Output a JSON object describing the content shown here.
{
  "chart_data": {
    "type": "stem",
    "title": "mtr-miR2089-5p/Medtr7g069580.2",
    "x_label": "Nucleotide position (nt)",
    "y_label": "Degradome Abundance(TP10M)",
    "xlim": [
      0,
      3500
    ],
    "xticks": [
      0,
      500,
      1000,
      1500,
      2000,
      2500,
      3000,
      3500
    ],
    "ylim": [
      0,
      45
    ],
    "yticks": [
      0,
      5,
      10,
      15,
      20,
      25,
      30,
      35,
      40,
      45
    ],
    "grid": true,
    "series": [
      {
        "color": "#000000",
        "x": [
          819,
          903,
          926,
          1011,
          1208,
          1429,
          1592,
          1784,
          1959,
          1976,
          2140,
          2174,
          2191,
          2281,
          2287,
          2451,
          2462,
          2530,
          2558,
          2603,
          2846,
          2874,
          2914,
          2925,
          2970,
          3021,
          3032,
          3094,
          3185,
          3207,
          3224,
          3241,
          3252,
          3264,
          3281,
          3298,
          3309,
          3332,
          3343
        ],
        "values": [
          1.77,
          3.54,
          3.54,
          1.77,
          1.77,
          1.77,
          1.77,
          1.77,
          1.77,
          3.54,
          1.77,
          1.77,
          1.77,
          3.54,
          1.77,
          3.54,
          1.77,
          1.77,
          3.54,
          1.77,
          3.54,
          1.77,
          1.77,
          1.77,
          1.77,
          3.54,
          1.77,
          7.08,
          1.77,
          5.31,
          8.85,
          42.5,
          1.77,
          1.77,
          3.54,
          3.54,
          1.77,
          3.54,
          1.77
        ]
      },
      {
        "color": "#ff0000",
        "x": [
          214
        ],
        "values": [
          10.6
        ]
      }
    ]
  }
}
********
__Exercise objective__
Above are the records; copy all of them exactly.

__Response for this exercise__
Output a JSON object describing the content shown here.
{
  "chart_data": {
    "type": "stem",
    "title": "mtr-miR2089-5p/Medtr7g069580.2",
    "x_label": "Nucleotide position (nt)",
    "y_label": "Degradome Abundance(TP10M)",
    "xlim": [
      0,
      3500
    ],
    "xticks": [
      0,
      500,
      1000,
      1500,
      2000,
      2500,
      3000,
      3500
    ],
    "ylim": [
      0,
      45
    ],
    "yticks": [
      0,
      5,
      10,
      15,
      20,
      25,
      30,
      35,
      40,
      45
    ],
    "grid": true,
    "series": [
      {
        "color": "#000000",
        "x": [
          819,
          903,
          926,
          1011,
          1208,
          1429,
          1592,
          1784,
          1959,
          1976,
          2140,
          2174,
          2191,
          2281,
          2287,
          2451,
          2462,
          2530,
          2558,
          2603,
          2846,
          2874,
          2914,
          2925,
          2970,
          3021,
          3032,
          3094,
          3185,
          3207,
          3224,
          3241,
          3252,
          3264,
          3281,
          3298,
          3309,
          3332,
          3343
        ],
        "values": [
          1.77,
          3.54,
          3.54,
          1.77,
          1.77,
          1.77,
          1.77,
          1.77,
          1.77,
          3.54,
          1.77,
          1.77,
          1.77,
          3.54,
          1.77,
          3.54,
          1.77,
          1.77,
          3.54,
          1.77,
          3.54,
          1.77,
          1.77,
          1.77,
          1.77,
          3.54,
          1.77,
          7.08,
          1.77,
          5.31,
          8.85,
          42.5,
          1.77,
          1.77,
          3.54,
          3.54,
          1.77,
          3.54,
          1.77
        ]
      },
      {
        "color": "#ff0000",
        "x": [
          214
        ],
        "values": [
          10.6
        ]
      }
    ]
  }
}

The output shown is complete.